• _REQUIRED TASK_
The entries that follow should be written out exactly.

• _PROVIDED DATA_
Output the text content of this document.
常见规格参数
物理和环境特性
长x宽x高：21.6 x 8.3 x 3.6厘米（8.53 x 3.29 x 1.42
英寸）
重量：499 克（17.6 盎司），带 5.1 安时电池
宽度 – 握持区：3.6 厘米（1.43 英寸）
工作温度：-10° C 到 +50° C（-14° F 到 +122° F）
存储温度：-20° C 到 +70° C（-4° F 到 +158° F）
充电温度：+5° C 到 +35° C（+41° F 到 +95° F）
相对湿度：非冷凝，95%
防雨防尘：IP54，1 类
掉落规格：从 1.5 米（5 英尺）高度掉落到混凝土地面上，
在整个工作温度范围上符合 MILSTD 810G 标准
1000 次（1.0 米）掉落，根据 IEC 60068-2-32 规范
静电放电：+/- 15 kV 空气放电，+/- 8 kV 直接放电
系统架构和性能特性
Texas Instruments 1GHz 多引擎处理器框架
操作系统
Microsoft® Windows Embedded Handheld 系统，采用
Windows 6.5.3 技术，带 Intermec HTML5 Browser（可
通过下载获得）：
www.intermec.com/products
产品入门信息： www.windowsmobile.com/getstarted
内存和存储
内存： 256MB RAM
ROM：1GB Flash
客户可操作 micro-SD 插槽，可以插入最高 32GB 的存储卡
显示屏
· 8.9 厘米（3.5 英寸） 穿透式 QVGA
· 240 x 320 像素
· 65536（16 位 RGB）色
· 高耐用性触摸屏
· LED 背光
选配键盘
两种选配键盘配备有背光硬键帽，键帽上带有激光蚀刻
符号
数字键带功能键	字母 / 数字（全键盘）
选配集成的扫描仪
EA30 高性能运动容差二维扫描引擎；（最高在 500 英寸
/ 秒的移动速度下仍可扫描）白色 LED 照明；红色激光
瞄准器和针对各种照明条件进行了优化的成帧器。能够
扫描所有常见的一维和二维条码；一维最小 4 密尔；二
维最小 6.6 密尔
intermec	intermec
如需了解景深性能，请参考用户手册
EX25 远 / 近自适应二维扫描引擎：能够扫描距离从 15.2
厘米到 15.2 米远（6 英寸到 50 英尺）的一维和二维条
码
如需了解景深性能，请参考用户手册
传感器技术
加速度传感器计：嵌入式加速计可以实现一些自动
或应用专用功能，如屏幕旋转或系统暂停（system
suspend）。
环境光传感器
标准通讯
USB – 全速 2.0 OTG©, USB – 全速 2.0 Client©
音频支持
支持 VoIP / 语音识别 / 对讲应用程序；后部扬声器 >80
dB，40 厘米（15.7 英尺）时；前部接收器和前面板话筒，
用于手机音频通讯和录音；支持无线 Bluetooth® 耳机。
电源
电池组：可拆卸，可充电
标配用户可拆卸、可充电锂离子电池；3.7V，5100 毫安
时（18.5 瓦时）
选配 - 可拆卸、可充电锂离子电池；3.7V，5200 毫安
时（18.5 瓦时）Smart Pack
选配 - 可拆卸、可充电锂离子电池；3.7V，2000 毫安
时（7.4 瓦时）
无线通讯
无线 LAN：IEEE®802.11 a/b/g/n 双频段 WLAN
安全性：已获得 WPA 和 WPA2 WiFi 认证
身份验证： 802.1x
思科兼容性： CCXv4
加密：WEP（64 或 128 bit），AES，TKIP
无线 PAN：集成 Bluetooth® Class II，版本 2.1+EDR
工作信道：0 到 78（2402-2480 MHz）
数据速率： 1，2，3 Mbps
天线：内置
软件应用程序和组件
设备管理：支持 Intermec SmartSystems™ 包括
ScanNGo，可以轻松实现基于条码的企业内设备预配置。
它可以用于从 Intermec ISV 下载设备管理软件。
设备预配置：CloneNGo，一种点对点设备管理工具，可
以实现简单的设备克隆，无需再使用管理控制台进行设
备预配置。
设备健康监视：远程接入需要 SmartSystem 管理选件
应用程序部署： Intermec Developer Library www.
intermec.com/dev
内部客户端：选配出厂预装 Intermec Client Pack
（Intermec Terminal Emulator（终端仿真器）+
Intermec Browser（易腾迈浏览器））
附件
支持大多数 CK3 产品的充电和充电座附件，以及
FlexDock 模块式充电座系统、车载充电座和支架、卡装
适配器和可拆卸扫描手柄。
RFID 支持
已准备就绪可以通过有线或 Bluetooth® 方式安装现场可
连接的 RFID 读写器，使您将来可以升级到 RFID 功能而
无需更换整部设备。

• _TASK RESPONSE_
Output the text content of this document.
常见规格参数
物理和环境特性
长x宽x高：21.6 x 8.3 x 3.6厘米（8.53 x 3.29 x 1.42
英寸）
重量：499 克（17.6 盎司），带 5.1 安时电池
宽度 – 握持区：3.6 厘米（1.43 英寸）
工作温度：-10° C 到 +50° C（-14° F 到 +122° F）
存储温度：-20° C 到 +70° C（-4° F 到 +158° F）
充电温度：+5° C 到 +35° C（+41° F 到 +95° F）
相对湿度：非冷凝，95%
防雨防尘：IP54，1 类
掉落规格：从 1.5 米（5 英尺）高度掉落到混凝土地面上，
在整个工作温度范围上符合 MILSTD 810G 标准
1000 次（1.0 米）掉落，根据 IEC 60068-2-32 规范
静电放电：+/- 15 kV 空气放电，+/- 8 kV 直接放电
系统架构和性能特性
Texas Instruments 1GHz 多引擎处理器框架
操作系统
Microsoft® Windows Embedded Handheld 系统，采用
Windows 6.5.3 技术，带 Intermec HTML5 Browser（可
通过下载获得）：
www.intermec.com/products
产品入门信息： www.windowsmobile.com/getstarted
内存和存储
内存： 256MB RAM
ROM：1GB Flash
客户可操作 micro-SD 插槽，可以插入最高 32GB 的存储卡
显示屏
· 8.9 厘米（3.5 英寸） 穿透式 QVGA
· 240 x 320 像素
· 65536（16 位 RGB）色
· 高耐用性触摸屏
· LED 背光
选配键盘
两种选配键盘配备有背光硬键帽，键帽上带有激光蚀刻
符号
数字键带功能键	字母 / 数字（全键盘）
选配集成的扫描仪
EA30 高性能运动容差二维扫描引擎；（最高在 500 英寸
/ 秒的移动速度下仍可扫描）白色 LED 照明；红色激光
瞄准器和针对各种照明条件进行了优化的成帧器。能够
扫描所有常见的一维和二维条码；一维最小 4 密尔；二
维最小 6.6 密尔
intermec	intermec
如需了解景深性能，请参考用户手册
EX25 远 / 近自适应二维扫描引擎：能够扫描距离从 15.2
厘米到 15.2 米远（6 英寸到 50 英尺）的一维和二维条
码
如需了解景深性能，请参考用户手册
传感器技术
加速度传感器计：嵌入式加速计可以实现一些自动
或应用专用功能，如屏幕旋转或系统暂停（system
suspend）。
环境光传感器
标准通讯
USB – 全速 2.0 OTG©, USB – 全速 2.0 Client©
音频支持
支持 VoIP / 语音识别 / 对讲应用程序；后部扬声器 >80
dB，40 厘米（15.7 英尺）时；前部接收器和前面板话筒，
用于手机音频通讯和录音；支持无线 Bluetooth® 耳机。
电源
电池组：可拆卸，可充电
标配用户可拆卸、可充电锂离子电池；3.7V，5100 毫安
时（18.5 瓦时）
选配 - 可拆卸、可充电锂离子电池；3.7V，5200 毫安
时（18.5 瓦时）Smart Pack
选配 - 可拆卸、可充电锂离子电池；3.7V，2000 毫安
时（7.4 瓦时）
无线通讯
无线 LAN：IEEE®802.11 a/b/g/n 双频段 WLAN
安全性：已获得 WPA 和 WPA2 WiFi 认证
身份验证： 802.1x
思科兼容性： CCXv4
加密：WEP（64 或 128 bit），AES，TKIP
无线 PAN：集成 Bluetooth® Class II，版本 2.1+EDR
工作信道：0 到 78（2402-2480 MHz）
数据速率： 1，2，3 Mbps
天线：内置
软件应用程序和组件
设备管理：支持 Intermec SmartSystems™ 包括
ScanNGo，可以轻松实现基于条码的企业内设备预配置。
它可以用于从 Intermec ISV 下载设备管理软件。
设备预配置：CloneNGo，一种点对点设备管理工具，可
以实现简单的设备克隆，无需再使用管理控制台进行设
备预配置。
设备健康监视：远程接入需要 SmartSystem 管理选件
应用程序部署： Intermec Developer Library www.
intermec.com/dev
内部客户端：选配出厂预装 Intermec Client Pack
（Intermec Terminal Emulator（终端仿真器）+
Intermec Browser（易腾迈浏览器））
附件
支持大多数 CK3 产品的充电和充电座附件，以及
FlexDock 模块式充电座系统、车载充电座和支架、卡装
适配器和可拆卸扫描手柄。
RFID 支持
已准备就绪可以通过有线或 Bluetooth® 方式安装现场可
连接的 RFID 读写器，使您将来可以升级到 RFID 功能而
无需更换整部设备。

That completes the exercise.